→ Set problem
Print every entry exactly as written.

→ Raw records

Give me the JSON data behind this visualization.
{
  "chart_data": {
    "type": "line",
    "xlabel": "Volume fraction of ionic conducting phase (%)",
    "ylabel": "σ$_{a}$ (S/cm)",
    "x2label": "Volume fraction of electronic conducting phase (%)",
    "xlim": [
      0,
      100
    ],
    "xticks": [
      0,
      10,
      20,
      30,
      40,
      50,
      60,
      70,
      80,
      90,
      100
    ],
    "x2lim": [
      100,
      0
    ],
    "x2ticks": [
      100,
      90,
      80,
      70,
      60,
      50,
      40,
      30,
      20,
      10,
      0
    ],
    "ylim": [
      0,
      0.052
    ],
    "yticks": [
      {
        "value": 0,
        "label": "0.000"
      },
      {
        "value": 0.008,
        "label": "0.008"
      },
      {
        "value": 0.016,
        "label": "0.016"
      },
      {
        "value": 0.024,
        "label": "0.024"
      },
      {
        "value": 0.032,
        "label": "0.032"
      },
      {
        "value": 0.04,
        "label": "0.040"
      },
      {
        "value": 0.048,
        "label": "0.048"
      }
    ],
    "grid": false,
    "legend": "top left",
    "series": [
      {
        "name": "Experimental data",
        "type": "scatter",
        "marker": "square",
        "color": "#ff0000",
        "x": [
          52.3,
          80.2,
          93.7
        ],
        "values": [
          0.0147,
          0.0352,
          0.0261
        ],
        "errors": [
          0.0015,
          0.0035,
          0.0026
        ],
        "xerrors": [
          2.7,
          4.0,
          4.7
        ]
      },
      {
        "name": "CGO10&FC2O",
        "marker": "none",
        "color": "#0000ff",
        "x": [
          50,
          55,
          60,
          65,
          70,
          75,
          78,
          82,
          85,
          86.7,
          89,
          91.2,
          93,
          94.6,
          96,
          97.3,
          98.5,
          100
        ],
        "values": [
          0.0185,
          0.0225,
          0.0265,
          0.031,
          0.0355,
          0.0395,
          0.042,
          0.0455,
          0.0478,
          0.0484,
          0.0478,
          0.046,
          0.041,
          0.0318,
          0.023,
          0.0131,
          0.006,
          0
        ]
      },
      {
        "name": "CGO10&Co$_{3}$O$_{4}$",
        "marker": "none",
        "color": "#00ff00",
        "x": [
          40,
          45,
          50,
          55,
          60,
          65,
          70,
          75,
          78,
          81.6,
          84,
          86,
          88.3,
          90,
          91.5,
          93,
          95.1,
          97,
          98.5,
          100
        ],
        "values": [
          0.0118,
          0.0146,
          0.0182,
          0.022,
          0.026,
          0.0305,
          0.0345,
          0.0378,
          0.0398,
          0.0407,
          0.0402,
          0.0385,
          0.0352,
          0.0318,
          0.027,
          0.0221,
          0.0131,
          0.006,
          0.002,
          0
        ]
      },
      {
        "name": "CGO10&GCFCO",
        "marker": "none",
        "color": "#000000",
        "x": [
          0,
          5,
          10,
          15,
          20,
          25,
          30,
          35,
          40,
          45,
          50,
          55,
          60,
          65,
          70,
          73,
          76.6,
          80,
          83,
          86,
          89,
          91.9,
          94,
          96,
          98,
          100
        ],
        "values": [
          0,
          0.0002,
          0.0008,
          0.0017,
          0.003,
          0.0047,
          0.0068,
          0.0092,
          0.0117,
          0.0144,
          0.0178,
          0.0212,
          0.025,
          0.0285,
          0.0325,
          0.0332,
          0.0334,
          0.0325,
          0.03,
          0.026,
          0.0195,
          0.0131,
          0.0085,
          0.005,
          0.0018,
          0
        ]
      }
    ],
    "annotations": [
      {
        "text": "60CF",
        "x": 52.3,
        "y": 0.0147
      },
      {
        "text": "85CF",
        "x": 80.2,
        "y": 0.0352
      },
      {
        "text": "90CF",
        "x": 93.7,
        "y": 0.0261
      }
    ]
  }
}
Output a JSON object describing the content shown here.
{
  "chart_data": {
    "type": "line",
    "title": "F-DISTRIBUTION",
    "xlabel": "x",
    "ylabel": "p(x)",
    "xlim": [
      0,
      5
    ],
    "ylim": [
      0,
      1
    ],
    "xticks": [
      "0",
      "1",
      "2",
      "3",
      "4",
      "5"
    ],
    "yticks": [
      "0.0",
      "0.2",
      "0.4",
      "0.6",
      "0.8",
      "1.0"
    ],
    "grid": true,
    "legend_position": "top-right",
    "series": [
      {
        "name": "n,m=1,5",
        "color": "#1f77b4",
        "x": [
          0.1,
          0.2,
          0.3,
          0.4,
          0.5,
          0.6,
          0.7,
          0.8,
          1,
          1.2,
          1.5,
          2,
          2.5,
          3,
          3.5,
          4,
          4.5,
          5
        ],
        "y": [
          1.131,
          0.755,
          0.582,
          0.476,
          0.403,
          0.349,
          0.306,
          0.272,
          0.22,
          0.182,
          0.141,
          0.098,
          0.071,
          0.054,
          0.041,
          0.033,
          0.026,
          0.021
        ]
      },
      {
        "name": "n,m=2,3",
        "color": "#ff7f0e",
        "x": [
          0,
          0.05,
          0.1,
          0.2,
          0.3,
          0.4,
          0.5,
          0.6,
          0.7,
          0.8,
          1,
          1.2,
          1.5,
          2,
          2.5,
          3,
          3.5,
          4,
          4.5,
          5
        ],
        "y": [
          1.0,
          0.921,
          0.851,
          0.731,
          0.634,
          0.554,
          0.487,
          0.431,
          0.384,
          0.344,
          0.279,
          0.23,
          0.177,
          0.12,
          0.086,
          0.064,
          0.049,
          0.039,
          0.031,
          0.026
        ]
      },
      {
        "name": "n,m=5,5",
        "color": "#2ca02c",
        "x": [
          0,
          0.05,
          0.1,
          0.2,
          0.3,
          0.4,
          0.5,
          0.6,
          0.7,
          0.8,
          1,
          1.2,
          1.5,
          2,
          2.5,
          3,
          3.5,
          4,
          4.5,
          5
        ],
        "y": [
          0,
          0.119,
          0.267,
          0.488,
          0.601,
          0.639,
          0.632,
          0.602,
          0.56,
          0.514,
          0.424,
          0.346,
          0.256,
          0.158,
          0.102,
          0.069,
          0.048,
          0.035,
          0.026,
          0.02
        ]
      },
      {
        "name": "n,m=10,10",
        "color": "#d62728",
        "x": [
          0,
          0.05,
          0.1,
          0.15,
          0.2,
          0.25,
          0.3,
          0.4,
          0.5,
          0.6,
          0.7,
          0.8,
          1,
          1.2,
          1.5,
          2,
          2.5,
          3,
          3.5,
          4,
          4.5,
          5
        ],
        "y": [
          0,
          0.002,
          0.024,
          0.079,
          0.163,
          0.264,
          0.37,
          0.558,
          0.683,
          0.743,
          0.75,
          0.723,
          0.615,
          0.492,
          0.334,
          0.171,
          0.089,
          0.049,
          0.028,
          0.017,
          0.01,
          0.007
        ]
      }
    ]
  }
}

→ Problem solution
Give me the JSON data behind this visualization.
{
  "chart_data": {
    "type": "line",
    "xlabel": "Volume fraction of ionic conducting phase (%)",
    "ylabel": "σ$_{a}$ (S/cm)",
    "x2label": "Volume fraction of electronic conducting phase (%)",
    "xlim": [
      0,
      100
    ],
    "xticks": [
      0,
      10,
      20,
      30,
      40,
      50,
      60,
      70,
      80,
      90,
      100
    ],
    "x2lim": [
      100,
      0
    ],
    "x2ticks": [
      100,
      90,
      80,
      70,
      60,
      50,
      40,
      30,
      20,
      10,
      0
    ],
    "ylim": [
      0,
      0.052
    ],
    "yticks": [
      {
        "value": 0,
        "label": "0.000"
      },
      {
        "value": 0.008,
        "label": "0.008"
      },
      {
        "value": 0.016,
        "label": "0.016"
      },
      {
        "value": 0.024,
        "label": "0.024"
      },
      {
        "value": 0.032,
        "label": "0.032"
      },
      {
        "value": 0.04,
        "label": "0.040"
      },
      {
        "value": 0.048,
        "label": "0.048"
      }
    ],
    "grid": false,
    "legend": "top left",
    "series": [
      {
        "name": "Experimental data",
        "type": "scatter",
        "marker": "square",
        "color": "#ff0000",
        "x": [
          52.3,
          80.2,
          93.7
        ],
        "values": [
          0.0147,
          0.0352,
          0.0261
        ],
        "errors": [
          0.0015,
          0.0035,
          0.0026
        ],
        "xerrors": [
          2.7,
          4.0,
          4.7
        ]
      },
      {
        "name": "CGO10&FC2O",
        "marker": "none",
        "color": "#0000ff",
        "x": [
          50,
          55,
          60,
          65,
          70,
          75,
          78,
          82,
          85,
          86.7,
          89,
          91.2,
          93,
          94.6,
          96,
          97.3,
          98.5,
          100
        ],
        "values": [
          0.0185,
          0.0225,
          0.0265,
          0.031,
          0.0355,
          0.0395,
          0.042,
          0.0455,
          0.0478,
          0.0484,
          0.0478,
          0.046,
          0.041,
          0.0318,
          0.023,
          0.0131,
          0.006,
          0
        ]
      },
      {
        "name": "CGO10&Co$_{3}$O$_{4}$",
        "marker": "none",
        "color": "#00ff00",
        "x": [
          40,
          45,
          50,
          55,
          60,
          65,
          70,
          75,
          78,
          81.6,
          84,
          86,
          88.3,
          90,
          91.5,
          93,
          95.1,
          97,
          98.5,
          100
        ],
        "values": [
          0.0118,
          0.0146,
          0.0182,
          0.022,
          0.026,
          0.0305,
          0.0345,
          0.0378,
          0.0398,
          0.0407,
          0.0402,
          0.0385,
          0.0352,
          0.0318,
          0.027,
          0.0221,
          0.0131,
          0.006,
          0.002,
          0
        ]
      },
      {
        "name": "CGO10&GCFCO",
        "marker": "none",
        "color": "#000000",
        "x": [
          0,
          5,
          10,
          15,
          20,
          25,
          30,
          35,
          40,
          45,
          50,
          55,
          60,
          65,
          70,
          73,
          76.6,
          80,
          83,
          86,
          89,
          91.9,
          94,
          96,
          98,
          100
        ],
        "values": [
          0,
          0.0002,
          0.0008,
          0.0017,
          0.003,
          0.0047,
          0.0068,
          0.0092,
          0.0117,
          0.0144,
          0.0178,
          0.0212,
          0.025,
          0.0285,
          0.0325,
          0.0332,
          0.0334,
          0.0325,
          0.03,
          0.026,
          0.0195,
          0.0131,
          0.0085,
          0.005,
          0.0018,
          0
        ]
      }
    ],
    "annotations": [
      {
        "text": "60CF",
        "x": 52.3,
        "y": 0.0147
      },
      {
        "text": "85CF",
        "x": 80.2,
        "y": 0.0352
      },
      {
        "text": "90CF",
        "x": 93.7,
        "y": 0.0261
      }
    ]
  }
}
Output a JSON object describing the content shown here.
{
  "chart_data": {
    "type": "line",
    "title": "F-DISTRIBUTION",
    "xlabel": "x",
    "ylabel": "p(x)",
    "xlim": [
      0,
      5
    ],
    "ylim": [
      0,
      1
    ],
    "xticks": [
      "0",
      "1",
      "2",
      "3",
      "4",
      "5"
    ],
    "yticks": [
      "0.0",
      "0.2",
      "0.4",
      "0.6",
      "0.8",
      "1.0"
    ],
    "grid": true,
    "legend_position": "top-right",
    "series": [
      {
        "name": "n,m=1,5",
        "color": "#1f77b4",
        "x": [
          0.1,
          0.2,
          0.3,
          0.4,
          0.5,
          0.6,
          0.7,
          0.8,
          1,
          1.2,
          1.5,
          2,
          2.5,
          3,
          3.5,
          4,
          4.5,
          5
        ],
        "y": [
          1.131,
          0.755,
          0.582,
          0.476,
          0.403,
          0.349,
          0.306,
          0.272,
          0.22,
          0.182,
          0.141,
          0.098,
          0.071,
          0.054,
          0.041,
          0.033,
          0.026,
          0.021
        ]
      },
      {
        "name": "n,m=2,3",
        "color": "#ff7f0e",
        "x": [
          0,
          0.05,
          0.1,
          0.2,
          0.3,
          0.4,
          0.5,
          0.6,
          0.7,
          0.8,
          1,
          1.2,
          1.5,
          2,
          2.5,
          3,
          3.5,
          4,
          4.5,
          5
        ],
        "y": [
          1.0,
          0.921,
          0.851,
          0.731,
          0.634,
          0.554,
          0.487,
          0.431,
          0.384,
          0.344,
          0.279,
          0.23,
          0.177,
          0.12,
          0.086,
          0.064,
          0.049,
          0.039,
          0.031,
          0.026
        ]
      },
      {
        "name": "n,m=5,5",
        "color": "#2ca02c",
        "x": [
          0,
          0.05,
          0.1,
          0.2,
          0.3,
          0.4,
          0.5,
          0.6,
          0.7,
          0.8,
          1,
          1.2,
          1.5,
          2,
          2.5,
          3,
          3.5,
          4,
          4.5,
          5
        ],
        "y": [
          0,
          0.119,
          0.267,
          0.488,
          0.601,
          0.639,
          0.632,
          0.602,
          0.56,
          0.514,
          0.424,
          0.346,
          0.256,
          0.158,
          0.102,
          0.069,
          0.048,
          0.035,
          0.026,
          0.02
        ]
      },
      {
        "name": "n,m=10,10",
        "color": "#d62728",
        "x": [
          0,
          0.05,
          0.1,
          0.15,
          0.2,
          0.25,
          0.3,
          0.4,
          0.5,
          0.6,
          0.7,
          0.8,
          1,
          1.2,
          1.5,
          2,
          2.5,
          3,
          3.5,
          4,
          4.5,
          5
        ],
        "y": [
          0,
          0.002,
          0.024,
          0.079,
          0.163,
          0.264,
          0.37,
          0.558,
          0.683,
          0.743,
          0.75,
          0.723,
          0.615,
          0.492,
          0.334,
          0.171,
          0.089,
          0.049,
          0.028,
          0.017,
          0.01,
          0.007
        ]
      }
    ]
  }
}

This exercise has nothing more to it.